- **Supplied data**:
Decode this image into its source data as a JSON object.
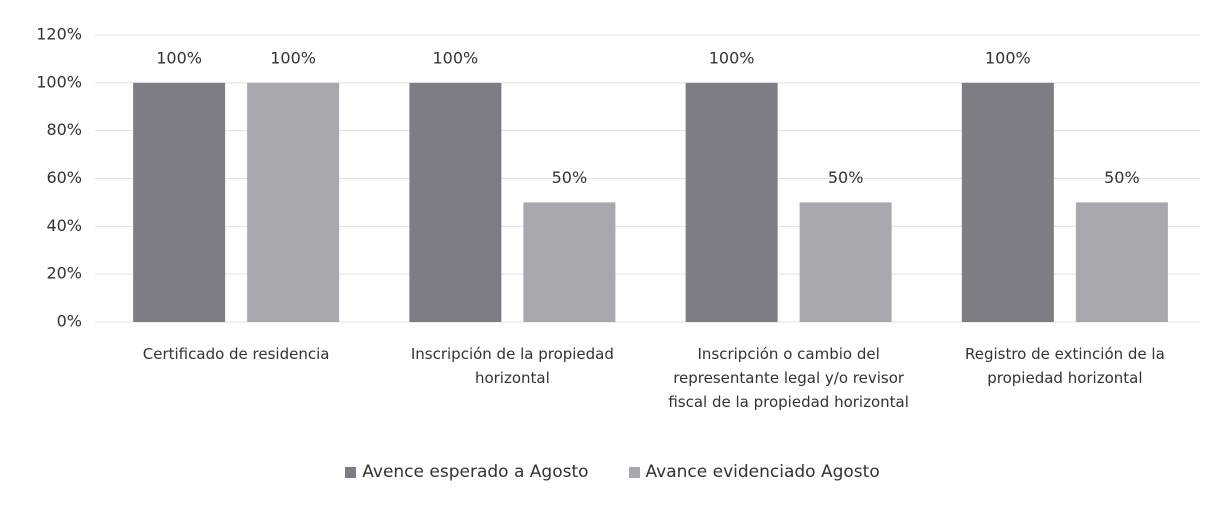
{
  "chart_data": {
    "type": "bar",
    "categories": [
      "Certificado de residencia",
      "Inscripción de la propiedad horizontal",
      "Inscripción o cambio del representante legal y/o revisor fiscal de la propiedad horizontal",
      "Registro de extinción de la propiedad horizontal"
    ],
    "series": [
      {
        "name": "Avence esperado a Agosto",
        "color": "#7d7d85",
        "values": [
          100,
          100,
          100,
          100
        ],
        "value_labels": [
          "100%",
          "100%",
          "100%",
          "100%"
        ]
      },
      {
        "name": "Avance evidenciado Agosto",
        "color": "#a8a8ae",
        "values": [
          100,
          50,
          50,
          50
        ],
        "value_labels": [
          "100%",
          "50%",
          "50%",
          "50%"
        ]
      }
    ],
    "ylim": [
      0,
      120
    ],
    "yticks": [
      {
        "value": 0,
        "label": "0%"
      },
      {
        "value": 20,
        "label": "20%"
      },
      {
        "value": 40,
        "label": "40%"
      },
      {
        "value": 60,
        "label": "60%"
      },
      {
        "value": 80,
        "label": "80%"
      },
      {
        "value": 100,
        "label": "100%"
      },
      {
        "value": 120,
        "label": "120%"
      }
    ],
    "grid": true,
    "legend": "bottom"
  }
}
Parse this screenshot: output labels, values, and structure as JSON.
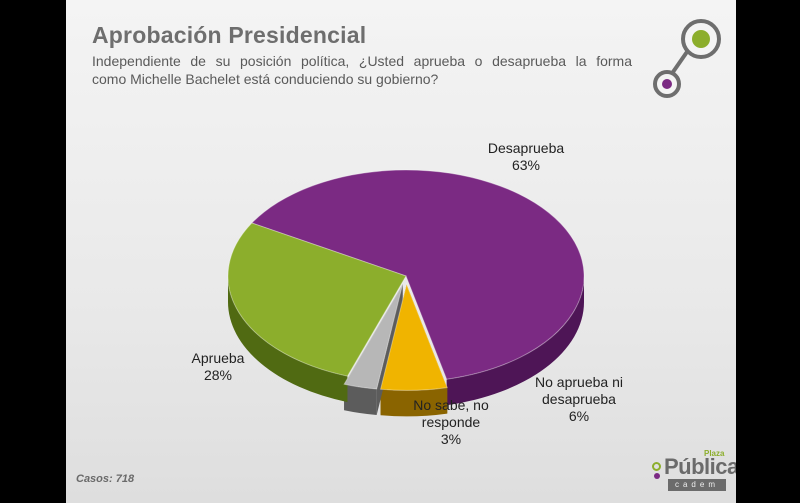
{
  "title": "Aprobación Presidencial",
  "subtitle_line1": "Independiente de su posición política, ¿Usted aprueba o desaprueba la forma",
  "subtitle_line2": "como Michelle Bachelet está conduciendo su gobierno?",
  "footer": {
    "casos": "Casos: 718"
  },
  "brand": {
    "plaza": "Plaza",
    "publica": "Pública",
    "cadem": "cadem"
  },
  "colors": {
    "purple": "#7b2a83",
    "green": "#8cae2c",
    "orange": "#f0b400",
    "gray": "#b7b7b7"
  },
  "chart_data": {
    "type": "pie",
    "title": "Aprobación Presidencial",
    "slices": [
      {
        "label": "Desaprueba",
        "value": 63,
        "display": "63%",
        "color": "#7b2a83",
        "color_dark": "#4e1556"
      },
      {
        "label": "No aprueba ni desaprueba",
        "label_line1": "No aprueba ni",
        "label_line2": "desaprueba",
        "value": 6,
        "display": "6%",
        "color": "#f0b400",
        "color_dark": "#8a6400"
      },
      {
        "label": "No sabe, no responde",
        "label_line1": "No sabe, no",
        "label_line2": "responde",
        "value": 3,
        "display": "3%",
        "color": "#b7b7b7",
        "color_dark": "#5c5c5c"
      },
      {
        "label": "Aprueba",
        "value": 28,
        "display": "28%",
        "color": "#8cae2c",
        "color_dark": "#506a12"
      }
    ]
  }
}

- **Aim of the exercise**: In the entries above, find each line with the word "this" and show it.

- **Finished exercise**:
Decode this image into its source data as a JSON object.
Parse this screenshot: output labels, values, and structure as JSON.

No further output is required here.